### Extracto de página
Ilustrando con un ejemplo: decenas de estudiosos y políticos predijeron que la instauración del euro en un área monetaria altamente heterogénea sería una aventura arriesgada a menos que dicha estrategia estuviese arropada por una unión política de fuertes capacidades fiscales. Sin embargo, esto último todavía no se ha realizado. Del mismo modo, las «revoluciones de colores» que tuvieron lugar en la parte oriental de la UE en la década de 2000, las señales que enviaba la evolución de la Política Europea de Vecindad, las divisiones económicas, políticas, territoriales y culturales que se manifestaban en Ucrania (así como en las repúblicas de Moldavia y el Cáucaso) y el evidente y agresivo «nacionalismo étnico» (Georgia, 2006) de un régimen ruso que confiaba en la arcaica sacralización del territorio (Crimea 2014, en lugar de los convenios internacionales) debería haber provocado la creación de mecanismos institucionales preventivos, la oportunidad de negociar con términos aceptables.

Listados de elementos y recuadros
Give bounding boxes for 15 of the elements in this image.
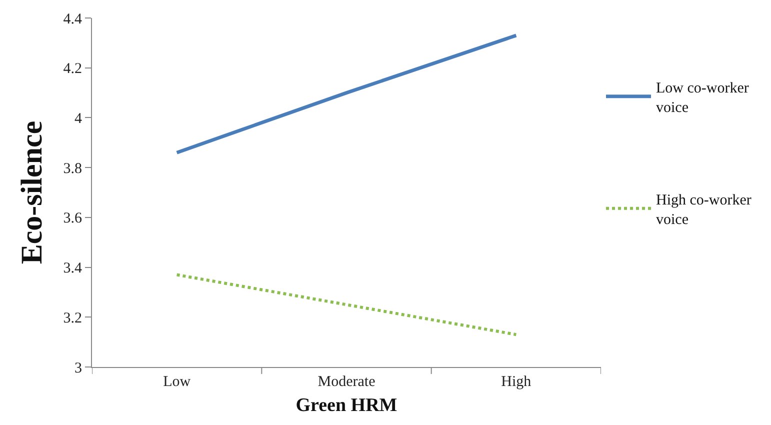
- y-tick-label: 3.2: [63, 310, 82, 326]
- y-tick-label: 4: [74, 110, 82, 127]
- legend-label: Low co-worker voice: [656, 80, 749, 116]
- x-tick-label: High: [501, 374, 532, 390]
- y-tick-label: 4.4: [63, 11, 82, 28]
- y-tick-label: 4.2: [63, 61, 82, 78]
- x-axis-title: Green HRM: [296, 394, 398, 416]
- y-axis-title: Eco-silence: [15, 120, 48, 264]
- y-tick-label: 3.6: [63, 210, 82, 227]
- y-tick-label: 3.4: [63, 260, 82, 277]
- y-tick-label: 3.8: [63, 160, 82, 177]
- x-tick-label: Moderate: [318, 374, 376, 390]
- x-tick-label: Low: [163, 374, 191, 390]
- legend-label: High co-worker voice: [656, 192, 752, 228]
- y-tick-label: 3: [74, 360, 82, 376]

### Tareas a realizar
1. Según el fragmento sobre la integración europea, ¿qué predijeron decenas de estudiosos y políticos acerca de la instauración del euro?
2. Prolonga el fragmento sobre la integración europea a partir de su última oración.
Las entradas son material independiente del fragmento sobre la integración europea.

### Respuestas del ejercicio
1. Predijeron que sería una aventura arriesgada en un área monetaria altamente heterogénea, a menos que estuviese arropada por una unión política de fuertes capacidades fiscales.

2.
En cuanto a la «salud democrática» europea, la post-democracia se ha interpuesto como un obstáculo entre el ámbito de los políticos (con sus movilizaciones y protestas, espectáculos y moralina, pero también con legítimas exigencias) y las políticas a nivel nacional, en las que la elite tecnócrata europea regula la vida de los ciudadanos según los parámetros impuestos por los mercados. El puente democrático entre estos dos extremos (las instituciones que permiten la negociación entre ellos, así como la participación y representación de los grupos implicados y la construcción de alianzas y grupos de oposición) es totalmente inoperante, y cada vez más a medida que se crean nuevas normas que violan la justicia social y económica.
En su nuevo libro «Europa Acorralada» usted analiza algunos de los problemas más acuciantes de la integración europea. ¿Cuáles cree que son los mayores problemas?
C.O. - En pocas palabras: la UE en general y la zona euro en particular, son alarmantemente incapaces de hacer frente a los problemas que su integración ha traído consigo. Al mismo tiempo, la marcha atrás, la vuelta a un sistema de estados europeos (supuestamente) autónomos y soberanos no es sólo terrorífico mirando las bases normativas; es, en mi opinión, algo que simplemente (y afortunadamente) no va a suceder, aún con toda la retórica de «Grexit» y «Brexit». De esta forma, la UE se encuentra suspendida en una situación complicada en la que falta capacidad de gobierno, sin un horizonte establecido ni empuje político para avanzar.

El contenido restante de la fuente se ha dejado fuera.